§ **Information provided**
— BEGIN —

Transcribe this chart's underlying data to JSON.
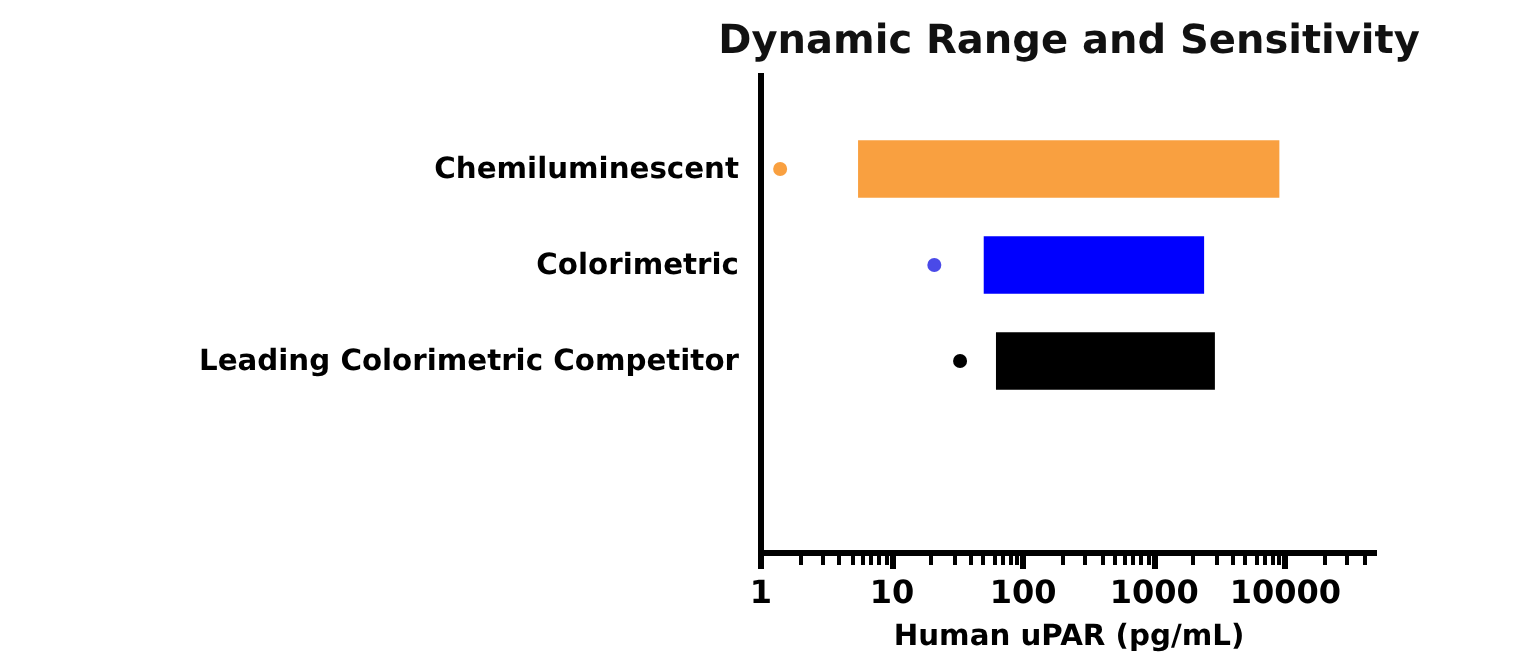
{
  "chart_data": {
    "type": "bar",
    "orientation": "horizontal",
    "title": "Dynamic Range and Sensitivity",
    "xlabel": "Human uPAR (pg/mL)",
    "categories": [
      "Chemiluminescent",
      "Colorimetric",
      "Leading Colorimetric Competitor"
    ],
    "series": [
      {
        "type": "bar",
        "colors": [
          "#f9a040",
          "#0000ff",
          "#000000"
        ],
        "base": [
          5.5,
          50,
          62
        ],
        "values": [
          8994.5,
          2350,
          2838
        ]
      },
      {
        "type": "scatter",
        "colors": [
          "#f9a040",
          "#4a4ae8",
          "#000000"
        ],
        "values": [
          1.4,
          21,
          33
        ]
      }
    ],
    "log": "x",
    "xlim": [
      1,
      50000
    ],
    "xticks": [
      1,
      10,
      100,
      1000,
      10000
    ],
    "grid": false,
    "marker": "circle"
  }
}
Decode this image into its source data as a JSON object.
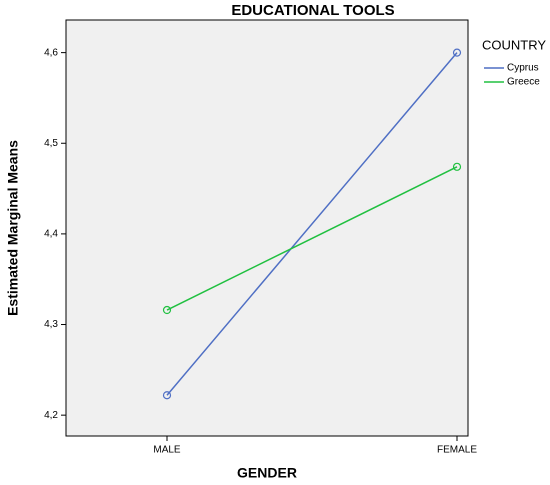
{
  "chart_data": {
    "type": "line",
    "title": "EDUCATIONAL TOOLS",
    "x_label": "GENDER",
    "y_label": "Estimated Marginal Means",
    "legend_title": "COUNTRY",
    "categories": [
      "MALE",
      "FEMALE"
    ],
    "series": [
      {
        "name": "Cyprus",
        "color": "#4f6fc4",
        "values": [
          4.222,
          4.6
        ]
      },
      {
        "name": "Greece",
        "color": "#20c040",
        "values": [
          4.316,
          4.474
        ]
      }
    ],
    "ylim": [
      4.177,
      4.636
    ],
    "yticks": [
      {
        "value": 4.2,
        "label": "4,2"
      },
      {
        "value": 4.3,
        "label": "4,3"
      },
      {
        "value": 4.4,
        "label": "4,4"
      },
      {
        "value": 4.5,
        "label": "4,5"
      },
      {
        "value": 4.6,
        "label": "4,6"
      }
    ],
    "grid": false,
    "legend_position": "right"
  }
}
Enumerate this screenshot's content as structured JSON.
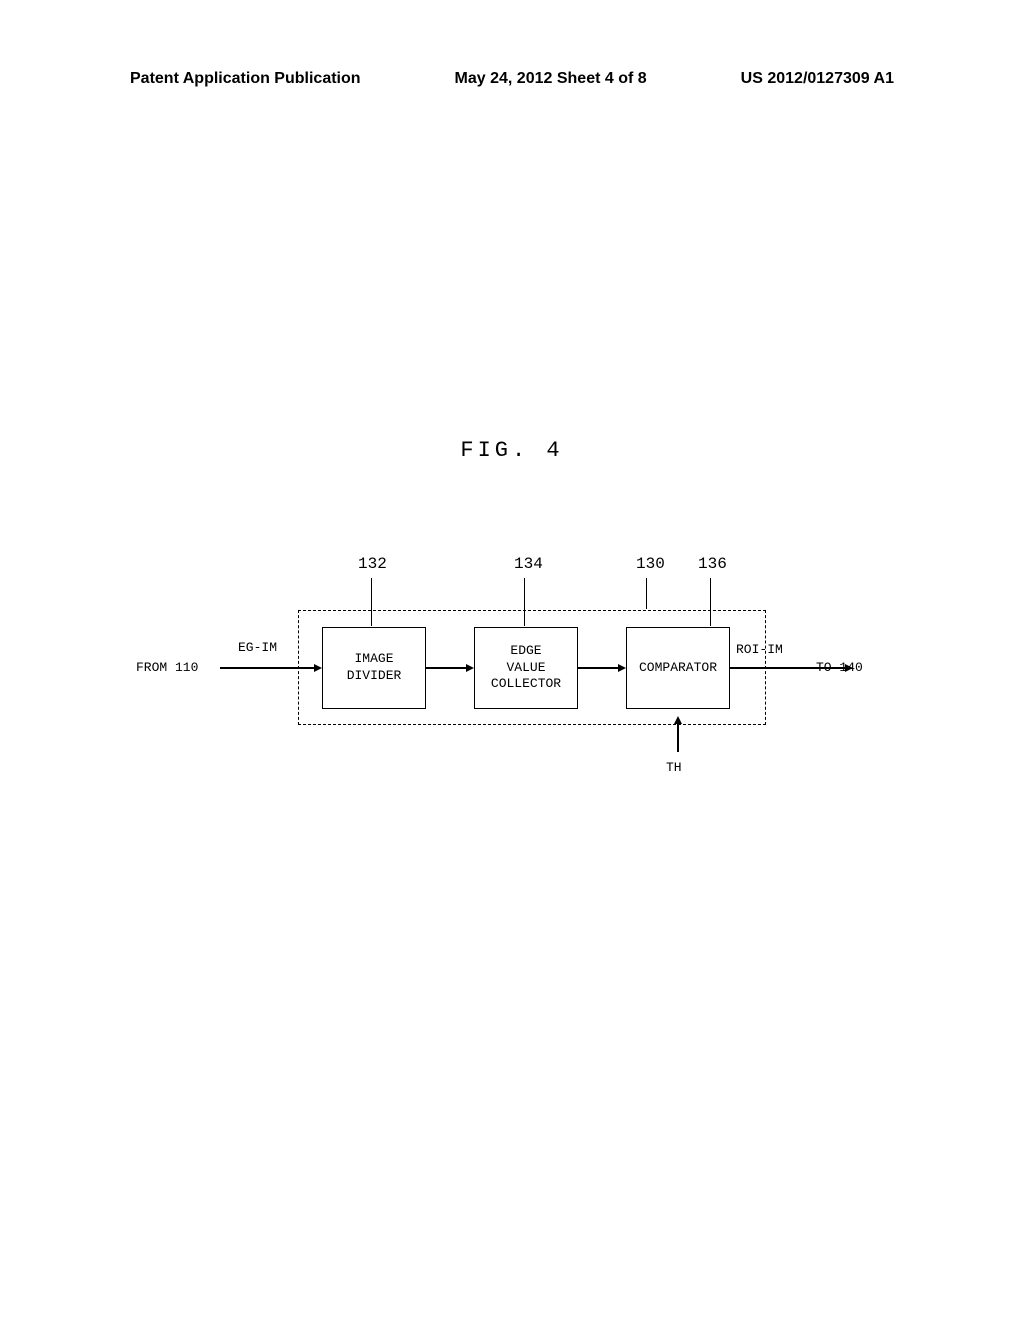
{
  "header": {
    "left": "Patent Application Publication",
    "center": "May 24, 2012  Sheet 4 of 8",
    "right": "US 2012/0127309 A1"
  },
  "figure": {
    "title": "FIG. 4",
    "container_ref": "130",
    "blocks": {
      "b132": {
        "ref": "132",
        "line1": "IMAGE",
        "line2": "DIVIDER"
      },
      "b134": {
        "ref": "134",
        "line1": "EDGE",
        "line2": "VALUE",
        "line3": "COLLECTOR"
      },
      "b136": {
        "ref": "136",
        "line1": "COMPARATOR"
      }
    },
    "signals": {
      "from": "FROM 110",
      "input": "EG-IM",
      "output": "ROI-IM",
      "to": "TO 140",
      "threshold": "TH"
    }
  },
  "colors": {
    "background": "#ffffff",
    "line": "#000000",
    "text": "#000000"
  }
}
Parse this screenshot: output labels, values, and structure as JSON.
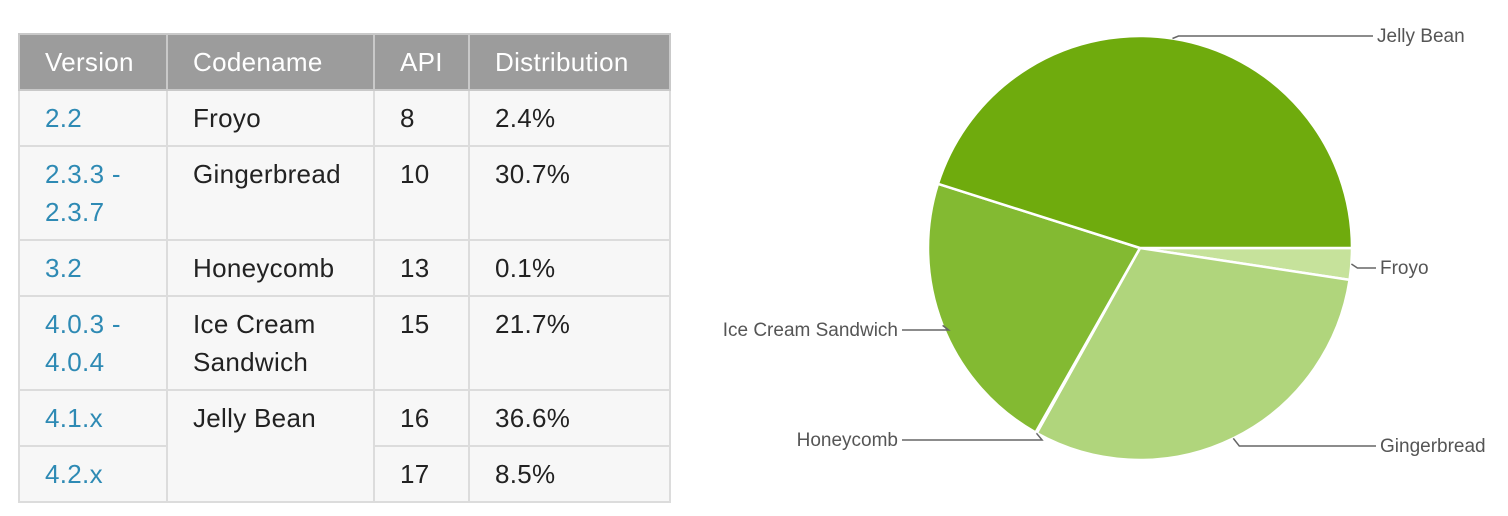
{
  "table": {
    "headers": [
      "Version",
      "Codename",
      "API",
      "Distribution"
    ],
    "rows": [
      {
        "version": "2.2",
        "codename": "Froyo",
        "api": "8",
        "distribution": "2.4%"
      },
      {
        "version": "2.3.3 - 2.3.7",
        "codename": "Gingerbread",
        "api": "10",
        "distribution": "30.7%"
      },
      {
        "version": "3.2",
        "codename": "Honeycomb",
        "api": "13",
        "distribution": "0.1%"
      },
      {
        "version": "4.0.3 - 4.0.4",
        "codename": "Ice Cream Sandwich",
        "api": "15",
        "distribution": "21.7%"
      },
      {
        "version": "4.1.x",
        "codename": "Jelly Bean",
        "api": "16",
        "distribution": "36.6%"
      },
      {
        "version": "4.2.x",
        "codename": "Jelly Bean",
        "api": "17",
        "distribution": "8.5%"
      }
    ]
  },
  "chart_data": {
    "type": "pie",
    "slices": [
      {
        "label": "Froyo",
        "value": 2.4,
        "color": "#c6e29b"
      },
      {
        "label": "Gingerbread",
        "value": 30.7,
        "color": "#b0d57c"
      },
      {
        "label": "Honeycomb",
        "value": 0.1,
        "color": "#9ac85f"
      },
      {
        "label": "Ice Cream Sandwich",
        "value": 21.7,
        "color": "#83ba32"
      },
      {
        "label": "Jelly Bean",
        "value": 45.1,
        "color": "#6fab0d"
      }
    ],
    "start": "3 o'clock",
    "direction": "clockwise"
  }
}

— END —

§ **Exercise prompt**
Retype each entry precisely. Skip images entirely.

§ **Complete answer**
Transcribe this chart's underlying data to JSON.
{
  "chart_data": {
    "type": "bar",
    "orientation": "horizontal",
    "title": "Dynamic Range and Sensitivity",
    "xlabel": "Human uPAR (pg/mL)",
    "categories": [
      "Chemiluminescent",
      "Colorimetric",
      "Leading Colorimetric Competitor"
    ],
    "series": [
      {
        "type": "bar",
        "colors": [
          "#f9a040",
          "#0000ff",
          "#000000"
        ],
        "base": [
          5.5,
          50,
          62
        ],
        "values": [
          8994.5,
          2350,
          2838
        ]
      },
      {
        "type": "scatter",
        "colors": [
          "#f9a040",
          "#4a4ae8",
          "#000000"
        ],
        "values": [
          1.4,
          21,
          33
        ]
      }
    ],
    "log": "x",
    "xlim": [
      1,
      50000
    ],
    "xticks": [
      1,
      10,
      100,
      1000,
      10000
    ],
    "grid": false,
    "marker": "circle"
  }
}
Decode this image into its source data as a JSON object.
{
  "chart_data": {
    "type": "line",
    "title": "EDUCATIONAL TOOLS",
    "x_label": "GENDER",
    "y_label": "Estimated Marginal Means",
    "legend_title": "COUNTRY",
    "categories": [
      "MALE",
      "FEMALE"
    ],
    "series": [
      {
        "name": "Cyprus",
        "color": "#4f6fc4",
        "values": [
          4.222,
          4.6
        ]
      },
      {
        "name": "Greece",
        "color": "#20c040",
        "values": [
          4.316,
          4.474
        ]
      }
    ],
    "ylim": [
      4.177,
      4.636
    ],
    "yticks": [
      {
        "value": 4.2,
        "label": "4,2"
      },
      {
        "value": 4.3,
        "label": "4,3"
      },
      {
        "value": 4.4,
        "label": "4,4"
      },
      {
        "value": 4.5,
        "label": "4,5"
      },
      {
        "value": 4.6,
        "label": "4,6"
      }
    ],
    "grid": false,
    "legend_position": "right"
  }
}
Enumerate this screenshot's content as structured JSON.
{
  "header": {
    "left": "Patent Application Publication",
    "center": "May 24, 2012  Sheet 4 of 8",
    "right": "US 2012/0127309 A1"
  },
  "figure": {
    "title": "FIG. 4",
    "container_ref": "130",
    "blocks": {
      "b132": {
        "ref": "132",
        "line1": "IMAGE",
        "line2": "DIVIDER"
      },
      "b134": {
        "ref": "134",
        "line1": "EDGE",
        "line2": "VALUE",
        "line3": "COLLECTOR"
      },
      "b136": {
        "ref": "136",
        "line1": "COMPARATOR"
      }
    },
    "signals": {
      "from": "FROM 110",
      "input": "EG-IM",
      "output": "ROI-IM",
      "to": "TO 140",
      "threshold": "TH"
    }
  },
  "colors": {
    "background": "#ffffff",
    "line": "#000000",
    "text": "#000000"
  }
}
Parse this screenshot: output labels, values, and structure as JSON.
{
  "table": {
    "headers": [
      "Version",
      "Codename",
      "API",
      "Distribution"
    ],
    "rows": [
      {
        "version": "2.2",
        "codename": "Froyo",
        "api": "8",
        "distribution": "2.4%"
      },
      {
        "version": "2.3.3 - 2.3.7",
        "codename": "Gingerbread",
        "api": "10",
        "distribution": "30.7%"
      },
      {
        "version": "3.2",
        "codename": "Honeycomb",
        "api": "13",
        "distribution": "0.1%"
      },
      {
        "version": "4.0.3 - 4.0.4",
        "codename": "Ice Cream Sandwich",
        "api": "15",
        "distribution": "21.7%"
      },
      {
        "version": "4.1.x",
        "codename": "Jelly Bean",
        "api": "16",
        "distribution": "36.6%"
      },
      {
        "version": "4.2.x",
        "codename": "Jelly Bean",
        "api": "17",
        "distribution": "8.5%"
      }
    ]
  },
  "chart_data": {
    "type": "pie",
    "slices": [
      {
        "label": "Froyo",
        "value": 2.4,
        "color": "#c6e29b"
      },
      {
        "label": "Gingerbread",
        "value": 30.7,
        "color": "#b0d57c"
      },
      {
        "label": "Honeycomb",
        "value": 0.1,
        "color": "#9ac85f"
      },
      {
        "label": "Ice Cream Sandwich",
        "value": 21.7,
        "color": "#83ba32"
      },
      {
        "label": "Jelly Bean",
        "value": 45.1,
        "color": "#6fab0d"
      }
    ],
    "start": "3 o'clock",
    "direction": "clockwise"
  }
}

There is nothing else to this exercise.